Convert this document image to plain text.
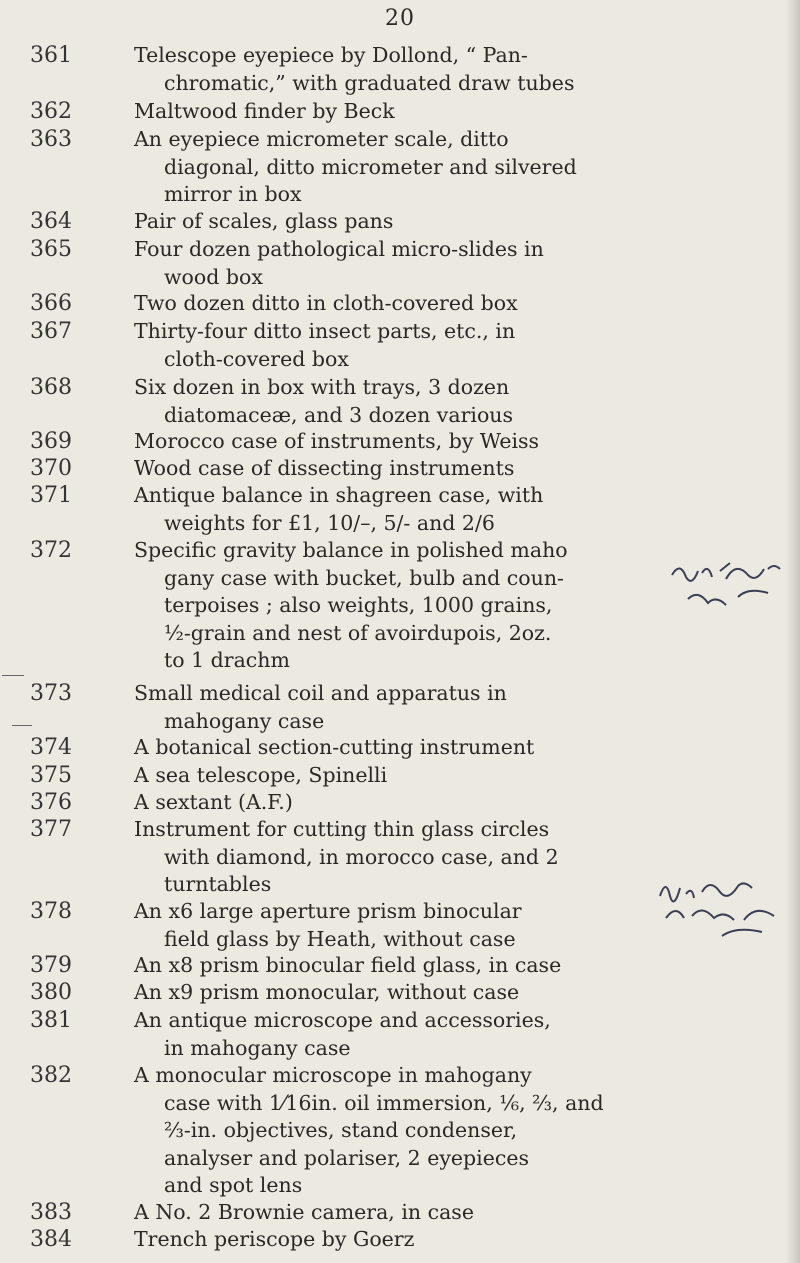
20
361	Telescope eyepiece by Dollond, “ Pan-
chromatic,” with graduated draw tubes
362	Maltwood finder by Beck
363	An eyepiece micrometer scale, ditto
diagonal, ditto micrometer and silvered
mirror in box
364	Pair of scales, glass pans
365	Four dozen pathological micro-slides in
wood box
366	Two dozen ditto in cloth-covered box
367	Thirty-four ditto insect parts, etc., in
cloth-covered box
368	Six dozen in box with trays, 3 dozen
diatomaceæ, and 3 dozen various
369	Morocco case of instruments, by Weiss
370	Wood case of dissecting instruments
371	Antique balance in shagreen case, with
weights for £1, 10/–, 5/- and 2/6
372	Specific gravity balance in polished maho
gany case with bucket, bulb and coun-
terpoises ; also weights, 1000 grains,
½-grain and nest of avoirdupois, 2oz.
to 1 drachm
373	Small medical coil and apparatus in
mahogany case
374	A botanical section-cutting instrument
375	A sea telescope, Spinelli
376	A sextant (A.F.)
377	Instrument for cutting thin glass circles
with diamond, in morocco case, and 2
turntables
378	An x6 large aperture prism binocular
field glass by Heath, without case
379	An x8 prism binocular field glass, in case
380	An x9 prism monocular, without case
381	An antique microscope and accessories,
in mahogany case
382	A monocular microscope in mahogany
case with 1⁄16in. oil immersion, ⅙, ⅔, and
⅔-in. objectives, stand condenser,
analyser and polariser, 2 eyepieces
and spot lens
383	A No. 2 Brownie camera, in case
384	Trench periscope by Goerz
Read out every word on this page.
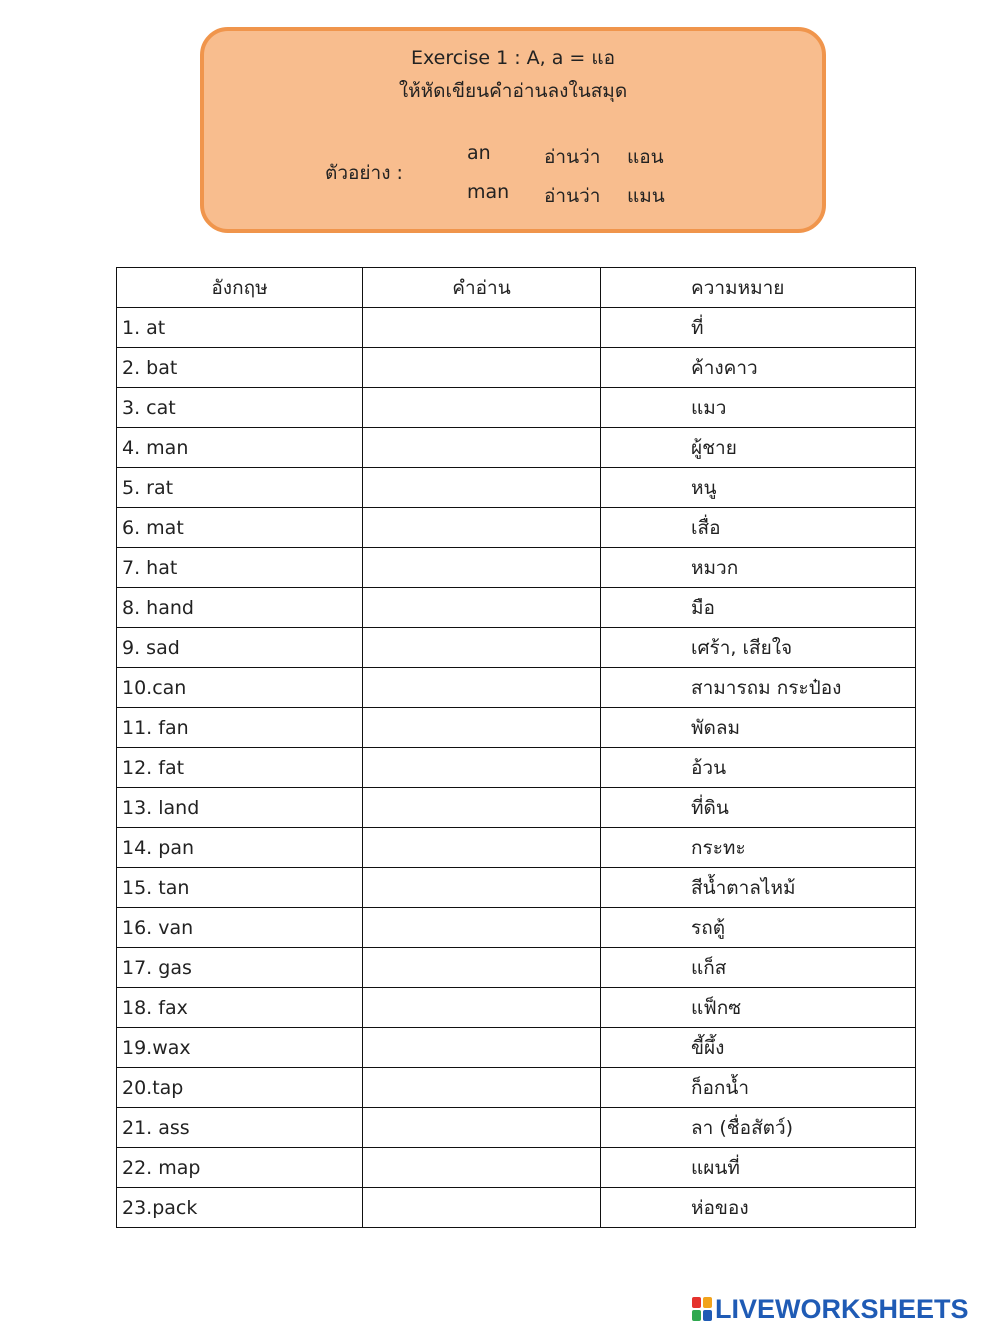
Exercise 1 : A, a = แอ
ให้หัดเขียนคำอ่านลงในสมุด
ตัวอย่าง :
an	อ่านว่า แอน
man อ่านว่า แมน
อังกฤษ	คำอ่าน	ความหมาย
1. at		ที่
2. bat		ค้างคาว
3. cat		แมว
4. man		ผู้ชาย
5. rat		หนู
6. mat		เสื่อ
7. hat		หมวก
8. hand		มือ
9. sad		เศร้า, เสียใจ
10.can		สามารถม กระป๋อง
11. fan		พัดลม
12. fat		อ้วน
13. land		ที่ดิน
14. pan		กระทะ
15. tan		สีน้ำตาลไหม้
16. van		รถตู้
17. gas		แก็ส
18. fax		แฟ็กซ
19.wax		ขี้ผึ้ง
20.tap		ก็อกน้ำ
21. ass		ลา (ชื่อสัตว์)
22. map		แผนที่
23.pack		ห่อของ
LIVEWORKSHEETS
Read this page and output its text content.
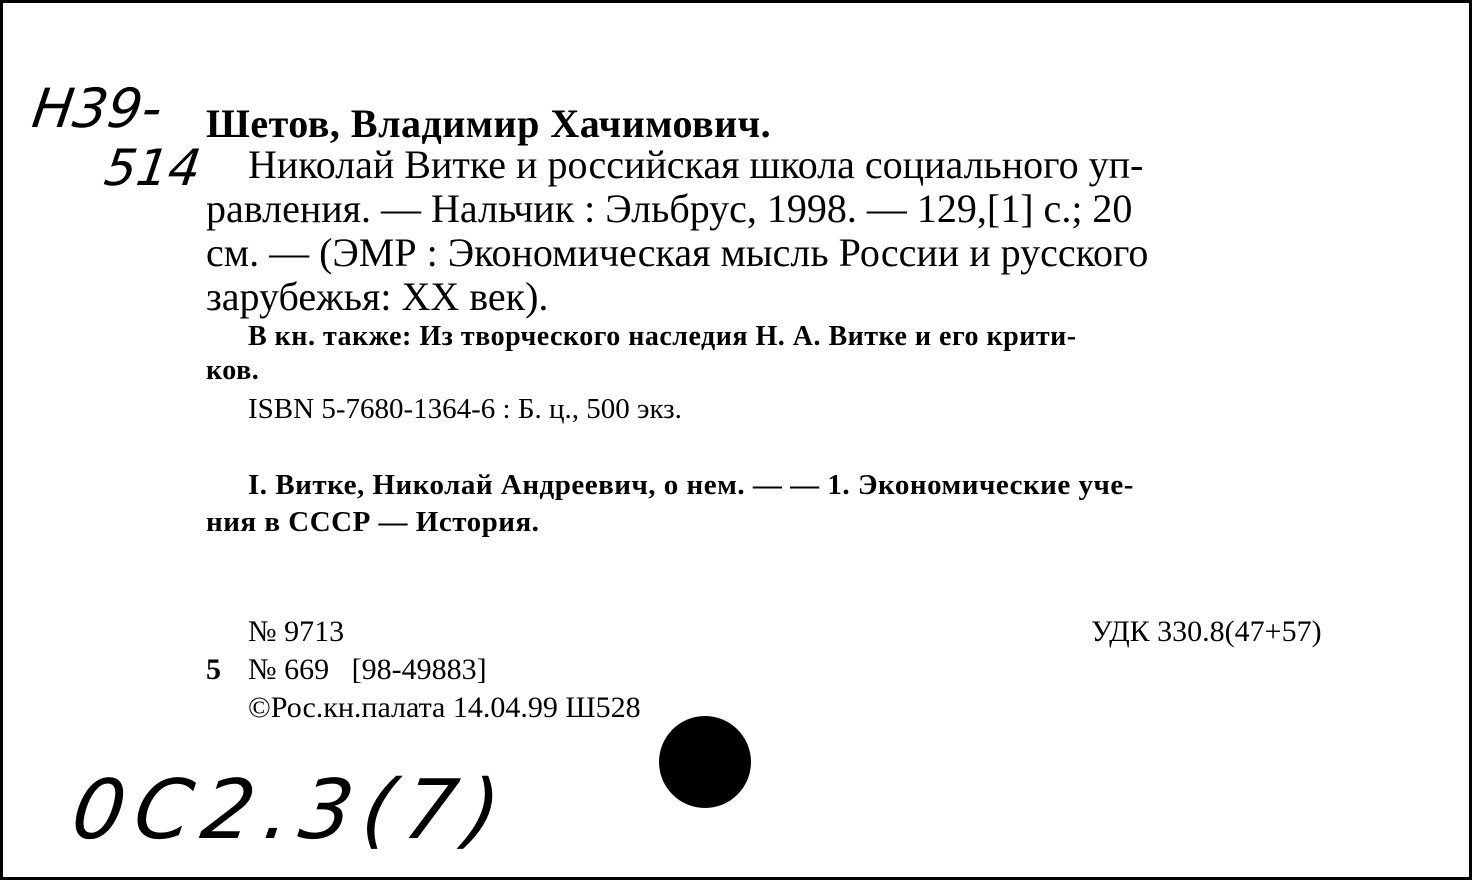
Н39-
514
Шетов, Владимир Хачимович.
Николай Витке и российская школа социального уп-
равления. — Нальчик : Эльбрус, 1998. — 129,[1] с.; 20
см. — (ЭМР : Экономическая мысль России и русского
зарубежья: XX век).
В кн. также: Из творческого наследия Н. А. Витке и его крити-
ков.
ISBN 5-7680-1364-6 : Б. ц., 500 экз.
I. Витке, Николай Андреевич, о нем. — — 1. Экономические уче-
ния в СССР — История.
№ 9713	УДК 330.8(47+57)
5 № 669   [98-49883]
©Рос.кн.палата 14.04.99 Ш528
0С2.3(7)
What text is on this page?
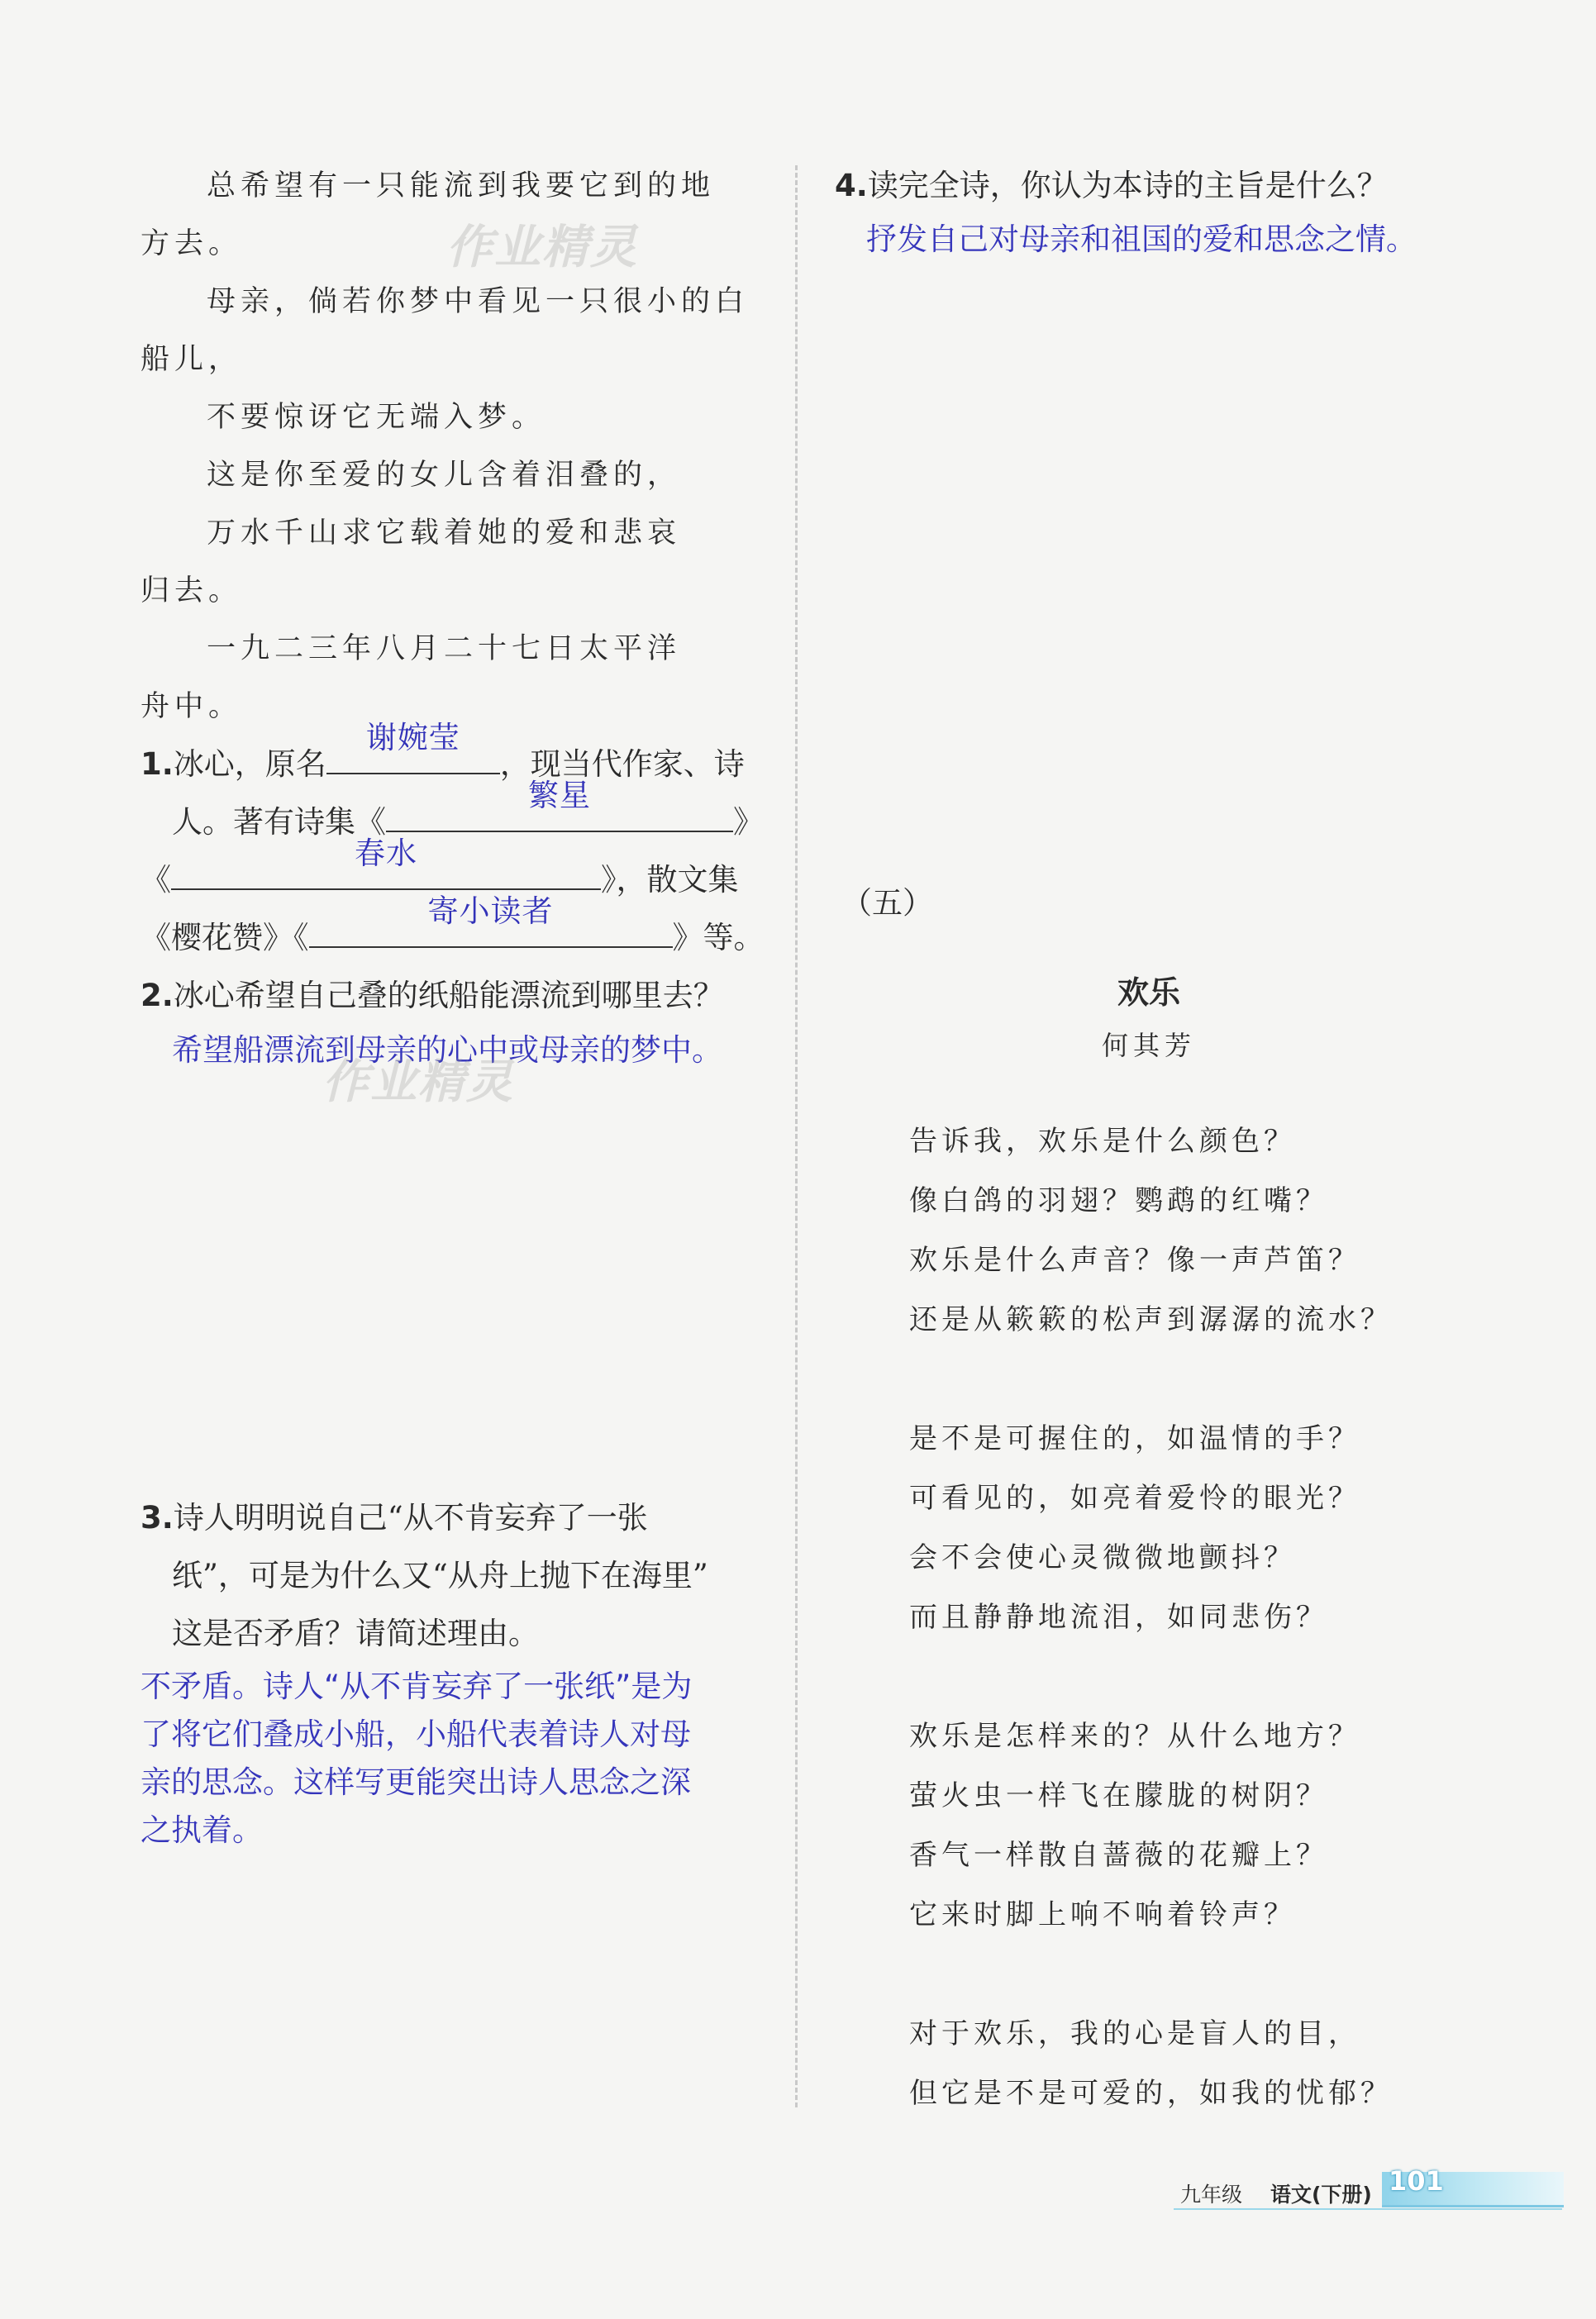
总希望有一只能流到我要它到的地
方去。
母亲，倘若你梦中看见一只很小的白
船儿，
不要惊讶它无端入梦。
这是你至爱的女儿含着泪叠的，
万水千山求它载着她的爱和悲哀
归去。
一九二三年八月二十七日太平洋
舟中。
1.冰心，原名
谢婉莹
，现当代作家、诗
人。著有诗集《
繁星
》
《
春水
》，散文集
《樱花赞》《
寄小读者
》等。
2.冰心希望自己叠的纸船能漂流到哪里去？
希望船漂流到母亲的心中或母亲的梦中。
3.诗人明明说自己“从不肯妄弃了一张
纸”，可是为什么又“从舟上抛下在海里”
这是否矛盾？请简述理由。
不矛盾。诗人“从不肯妄弃了一张纸”是为
了将它们叠成小船，小船代表着诗人对母
亲的思念。这样写更能突出诗人思念之深
之执着。
4.读完全诗，你认为本诗的主旨是什么？
抒发自己对母亲和祖国的爱和思念之情。
（五）
欢乐
何其芳
告诉我，欢乐是什么颜色？
像白鸽的羽翅？鹦鹉的红嘴？
欢乐是什么声音？像一声芦笛？
还是从簌簌的松声到潺潺的流水？
是不是可握住的，如温情的手？
可看见的，如亮着爱怜的眼光？
会不会使心灵微微地颤抖？
而且静静地流泪，如同悲伤？
欢乐是怎样来的？从什么地方？
萤火虫一样飞在朦胧的树阴？
香气一样散自蔷薇的花瓣上？
它来时脚上响不响着铃声？
对于欢乐，我的心是盲人的目，
但它是不是可爱的，如我的忧郁？
作业精灵
作业精灵
九年级 语文(下册) 101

____________________

● WHAT YOU NEED TO DO: Copy out all the records exactly, excluding pictures.

● SOLUTION FOR THIS TASK:
Convert this document image to plain text.
20
361	Telescope eyepiece by Dollond, “ Pan-
chromatic,” with graduated draw tubes
362	Maltwood finder by Beck
363	An eyepiece micrometer scale, ditto
diagonal, ditto micrometer and silvered
mirror in box
364	Pair of scales, glass pans
365	Four dozen pathological micro-slides in
wood box
366	Two dozen ditto in cloth-covered box
367	Thirty-four ditto insect parts, etc., in
cloth-covered box
368	Six dozen in box with trays, 3 dozen
diatomaceæ, and 3 dozen various
369	Morocco case of instruments, by Weiss
370	Wood case of dissecting instruments
371	Antique balance in shagreen case, with
weights for £1, 10/–, 5/- and 2/6
372	Specific gravity balance in polished maho
gany case with bucket, bulb and coun-
terpoises ; also weights, 1000 grains,
½-grain and nest of avoirdupois, 2oz.
to 1 drachm
373	Small medical coil and apparatus in
mahogany case
374	A botanical section-cutting instrument
375	A sea telescope, Spinelli
376	A sextant (A.F.)
377	Instrument for cutting thin glass circles
with diamond, in morocco case, and 2
turntables
378	An x6 large aperture prism binocular
field glass by Heath, without case
379	An x8 prism binocular field glass, in case
380	An x9 prism monocular, without case
381	An antique microscope and accessories,
in mahogany case
382	A monocular microscope in mahogany
case with 1⁄16in. oil immersion, ⅙, ⅔, and
⅔-in. objectives, stand condenser,
analyser and polariser, 2 eyepieces
and spot lens
383	A No. 2 Brownie camera, in case
384	Trench periscope by Goerz
Read out every word on this page.
Exercise 1 : A, a = แอ
ให้หัดเขียนคำอ่านลงในสมุด
ตัวอย่าง :
an	อ่านว่า แอน
man อ่านว่า แมน
อังกฤษ	คำอ่าน	ความหมาย
1. at		ที่
2. bat		ค้างคาว
3. cat		แมว
4. man		ผู้ชาย
5. rat		หนู
6. mat		เสื่อ
7. hat		หมวก
8. hand		มือ
9. sad		เศร้า, เสียใจ
10.can		สามารถม กระป๋อง
11. fan		พัดลม
12. fat		อ้วน
13. land		ที่ดิน
14. pan		กระทะ
15. tan		สีน้ำตาลไหม้
16. van		รถตู้
17. gas		แก็ส
18. fax		แฟ็กซ
19.wax		ขี้ผึ้ง
20.tap		ก็อกน้ำ
21. ass		ลา (ชื่อสัตว์)
22. map		แผนที่
23.pack		ห่อของ
LIVEWORKSHEETS
Read this page and output its text content.
Н39-
514
Шетов, Владимир Хачимович.
Николай Витке и российская школа социального уп-
равления. — Нальчик : Эльбрус, 1998. — 129,[1] с.; 20
см. — (ЭМР : Экономическая мысль России и русского
зарубежья: XX век).
В кн. также: Из творческого наследия Н. А. Витке и его крити-
ков.
ISBN 5-7680-1364-6 : Б. ц., 500 экз.
I. Витке, Николай Андреевич, о нем. — — 1. Экономические уче-
ния в СССР — История.
№ 9713	УДК 330.8(47+57)
5 № 669   [98-49883]
©Рос.кн.палата 14.04.99 Ш528
0С2.3(7)
What text is on this page?
总希望有一只能流到我要它到的地
方去。
母亲，倘若你梦中看见一只很小的白
船儿，
不要惊讶它无端入梦。
这是你至爱的女儿含着泪叠的，
万水千山求它载着她的爱和悲哀
归去。
一九二三年八月二十七日太平洋
舟中。
1.冰心，原名
谢婉莹
，现当代作家、诗
人。著有诗集《
繁星
》
《
春水
》，散文集
《樱花赞》《
寄小读者
》等。
2.冰心希望自己叠的纸船能漂流到哪里去？
希望船漂流到母亲的心中或母亲的梦中。
3.诗人明明说自己“从不肯妄弃了一张
纸”，可是为什么又“从舟上抛下在海里”
这是否矛盾？请简述理由。
不矛盾。诗人“从不肯妄弃了一张纸”是为
了将它们叠成小船，小船代表着诗人对母
亲的思念。这样写更能突出诗人思念之深
之执着。
4.读完全诗，你认为本诗的主旨是什么？
抒发自己对母亲和祖国的爱和思念之情。
（五）
欢乐
何其芳
告诉我，欢乐是什么颜色？
像白鸽的羽翅？鹦鹉的红嘴？
欢乐是什么声音？像一声芦笛？
还是从簌簌的松声到潺潺的流水？
是不是可握住的，如温情的手？
可看见的，如亮着爱怜的眼光？
会不会使心灵微微地颤抖？
而且静静地流泪，如同悲伤？
欢乐是怎样来的？从什么地方？
萤火虫一样飞在朦胧的树阴？
香气一样散自蔷薇的花瓣上？
它来时脚上响不响着铃声？
对于欢乐，我的心是盲人的目，
但它是不是可爱的，如我的忧郁？
作业精灵
作业精灵
九年级 语文(下册) 101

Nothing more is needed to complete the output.